___ MATERIAL SUPPLIED ___

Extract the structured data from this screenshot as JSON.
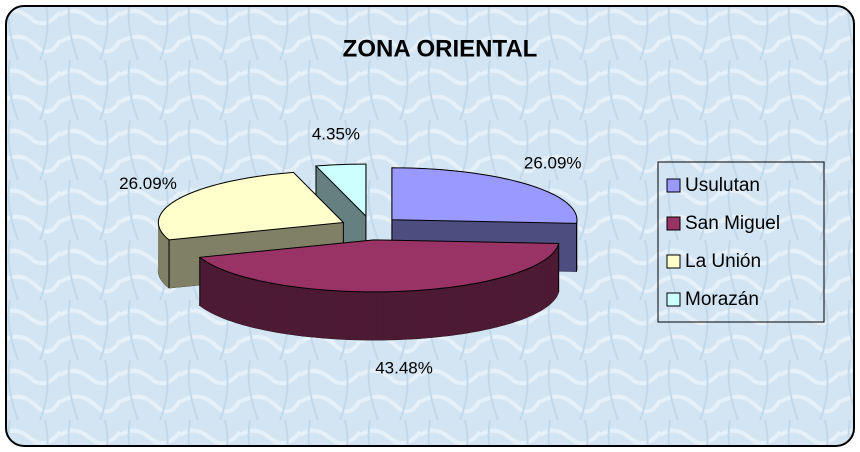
{
  "chart_data": {
    "type": "pie3d",
    "title": "ZONA ORIENTAL",
    "categories": [
      "Usulutan",
      "San Miguel",
      "La Unión",
      "Morazán"
    ],
    "values": [
      26.09,
      43.48,
      26.09,
      4.35
    ],
    "value_labels": [
      "26.09%",
      "43.48%",
      "26.09%",
      "4.35%"
    ],
    "colors": [
      "#9999ff",
      "#993366",
      "#ffffcc",
      "#ccffff"
    ],
    "legend": "right"
  }
}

___

* WHAT IS REQUIRED: Omit all pictures while transcribing the entries verbatim.

* EXERCISE OUTPUT:
Extract the structured data from this screenshot as JSON.
{
  "chart_data": {
    "type": "pie3d",
    "title": "ZONA ORIENTAL",
    "categories": [
      "Usulutan",
      "San Miguel",
      "La Unión",
      "Morazán"
    ],
    "values": [
      26.09,
      43.48,
      26.09,
      4.35
    ],
    "value_labels": [
      "26.09%",
      "43.48%",
      "26.09%",
      "4.35%"
    ],
    "colors": [
      "#9999ff",
      "#993366",
      "#ffffcc",
      "#ccffff"
    ],
    "legend": "right"
  }
}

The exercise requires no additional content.